→ **To be done**:
Write out the full listing again, exactly as it stands.
--- Start of Dataset entries ---
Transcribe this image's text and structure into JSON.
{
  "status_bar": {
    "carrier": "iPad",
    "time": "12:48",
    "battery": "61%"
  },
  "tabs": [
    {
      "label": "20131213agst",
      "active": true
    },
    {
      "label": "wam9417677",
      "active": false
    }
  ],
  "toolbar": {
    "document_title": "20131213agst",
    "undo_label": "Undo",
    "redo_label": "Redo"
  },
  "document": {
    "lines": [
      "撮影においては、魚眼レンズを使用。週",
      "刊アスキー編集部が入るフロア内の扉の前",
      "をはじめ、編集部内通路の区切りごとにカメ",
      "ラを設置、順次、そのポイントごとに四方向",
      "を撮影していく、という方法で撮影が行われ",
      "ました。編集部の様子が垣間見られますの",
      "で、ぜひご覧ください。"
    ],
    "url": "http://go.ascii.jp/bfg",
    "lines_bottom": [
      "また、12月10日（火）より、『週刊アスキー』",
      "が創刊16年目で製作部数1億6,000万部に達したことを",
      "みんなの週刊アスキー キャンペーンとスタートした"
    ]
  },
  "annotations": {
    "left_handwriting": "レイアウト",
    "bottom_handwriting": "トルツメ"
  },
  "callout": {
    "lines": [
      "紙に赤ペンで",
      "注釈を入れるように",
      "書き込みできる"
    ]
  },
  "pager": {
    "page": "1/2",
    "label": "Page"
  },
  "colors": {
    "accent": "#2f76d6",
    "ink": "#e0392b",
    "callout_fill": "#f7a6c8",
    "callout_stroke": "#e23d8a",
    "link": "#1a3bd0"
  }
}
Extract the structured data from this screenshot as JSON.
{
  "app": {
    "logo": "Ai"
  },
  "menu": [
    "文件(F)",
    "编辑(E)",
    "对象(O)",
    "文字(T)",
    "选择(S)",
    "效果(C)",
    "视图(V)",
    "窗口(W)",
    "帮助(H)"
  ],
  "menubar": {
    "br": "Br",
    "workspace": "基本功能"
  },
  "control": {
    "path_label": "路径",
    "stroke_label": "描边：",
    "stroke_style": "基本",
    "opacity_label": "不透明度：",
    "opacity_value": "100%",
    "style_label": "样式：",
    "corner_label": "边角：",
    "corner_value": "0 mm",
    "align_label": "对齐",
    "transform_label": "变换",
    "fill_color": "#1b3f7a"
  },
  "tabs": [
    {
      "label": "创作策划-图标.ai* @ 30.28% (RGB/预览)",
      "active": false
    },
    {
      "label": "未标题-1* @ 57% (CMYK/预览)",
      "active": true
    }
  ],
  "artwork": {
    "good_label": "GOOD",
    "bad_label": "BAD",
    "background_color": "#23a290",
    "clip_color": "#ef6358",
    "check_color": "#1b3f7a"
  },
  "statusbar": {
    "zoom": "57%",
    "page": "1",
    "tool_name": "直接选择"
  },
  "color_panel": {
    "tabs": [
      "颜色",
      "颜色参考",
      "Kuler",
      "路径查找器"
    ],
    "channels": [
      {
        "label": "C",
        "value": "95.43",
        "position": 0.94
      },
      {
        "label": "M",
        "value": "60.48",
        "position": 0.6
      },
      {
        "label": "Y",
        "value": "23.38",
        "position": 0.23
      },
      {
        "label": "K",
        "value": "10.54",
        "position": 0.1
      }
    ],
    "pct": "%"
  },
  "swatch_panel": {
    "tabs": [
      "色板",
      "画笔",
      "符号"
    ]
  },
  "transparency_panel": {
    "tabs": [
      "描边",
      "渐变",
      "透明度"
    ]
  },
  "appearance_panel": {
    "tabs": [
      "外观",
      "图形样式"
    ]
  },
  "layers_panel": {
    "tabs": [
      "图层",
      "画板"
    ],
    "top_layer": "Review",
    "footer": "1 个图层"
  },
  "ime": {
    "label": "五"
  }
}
--- End of Dataset entries ---
→ **Solution to the problem**:
Transcribe this image's text and structure into JSON.
{
  "status_bar": {
    "carrier": "iPad",
    "time": "12:48",
    "battery": "61%"
  },
  "tabs": [
    {
      "label": "20131213agst",
      "active": true
    },
    {
      "label": "wam9417677",
      "active": false
    }
  ],
  "toolbar": {
    "document_title": "20131213agst",
    "undo_label": "Undo",
    "redo_label": "Redo"
  },
  "document": {
    "lines": [
      "撮影においては、魚眼レンズを使用。週",
      "刊アスキー編集部が入るフロア内の扉の前",
      "をはじめ、編集部内通路の区切りごとにカメ",
      "ラを設置、順次、そのポイントごとに四方向",
      "を撮影していく、という方法で撮影が行われ",
      "ました。編集部の様子が垣間見られますの",
      "で、ぜひご覧ください。"
    ],
    "url": "http://go.ascii.jp/bfg",
    "lines_bottom": [
      "また、12月10日（火）より、『週刊アスキー』",
      "が創刊16年目で製作部数1億6,000万部に達したことを",
      "みんなの週刊アスキー キャンペーンとスタートした"
    ]
  },
  "annotations": {
    "left_handwriting": "レイアウト",
    "bottom_handwriting": "トルツメ"
  },
  "callout": {
    "lines": [
      "紙に赤ペンで",
      "注釈を入れるように",
      "書き込みできる"
    ]
  },
  "pager": {
    "page": "1/2",
    "label": "Page"
  },
  "colors": {
    "accent": "#2f76d6",
    "ink": "#e0392b",
    "callout_fill": "#f7a6c8",
    "callout_stroke": "#e23d8a",
    "link": "#1a3bd0"
  }
}
Extract the structured data from this screenshot as JSON.
{
  "app": {
    "logo": "Ai"
  },
  "menu": [
    "文件(F)",
    "编辑(E)",
    "对象(O)",
    "文字(T)",
    "选择(S)",
    "效果(C)",
    "视图(V)",
    "窗口(W)",
    "帮助(H)"
  ],
  "menubar": {
    "br": "Br",
    "workspace": "基本功能"
  },
  "control": {
    "path_label": "路径",
    "stroke_label": "描边：",
    "stroke_style": "基本",
    "opacity_label": "不透明度：",
    "opacity_value": "100%",
    "style_label": "样式：",
    "corner_label": "边角：",
    "corner_value": "0 mm",
    "align_label": "对齐",
    "transform_label": "变换",
    "fill_color": "#1b3f7a"
  },
  "tabs": [
    {
      "label": "创作策划-图标.ai* @ 30.28% (RGB/预览)",
      "active": false
    },
    {
      "label": "未标题-1* @ 57% (CMYK/预览)",
      "active": true
    }
  ],
  "artwork": {
    "good_label": "GOOD",
    "bad_label": "BAD",
    "background_color": "#23a290",
    "clip_color": "#ef6358",
    "check_color": "#1b3f7a"
  },
  "statusbar": {
    "zoom": "57%",
    "page": "1",
    "tool_name": "直接选择"
  },
  "color_panel": {
    "tabs": [
      "颜色",
      "颜色参考",
      "Kuler",
      "路径查找器"
    ],
    "channels": [
      {
        "label": "C",
        "value": "95.43",
        "position": 0.94
      },
      {
        "label": "M",
        "value": "60.48",
        "position": 0.6
      },
      {
        "label": "Y",
        "value": "23.38",
        "position": 0.23
      },
      {
        "label": "K",
        "value": "10.54",
        "position": 0.1
      }
    ],
    "pct": "%"
  },
  "swatch_panel": {
    "tabs": [
      "色板",
      "画笔",
      "符号"
    ]
  },
  "transparency_panel": {
    "tabs": [
      "描边",
      "渐变",
      "透明度"
    ]
  },
  "appearance_panel": {
    "tabs": [
      "外观",
      "图形样式"
    ]
  },
  "layers_panel": {
    "tabs": [
      "图层",
      "画板"
    ],
    "top_layer": "Review",
    "footer": "1 个图层"
  },
  "ime": {
    "label": "五"
  }
}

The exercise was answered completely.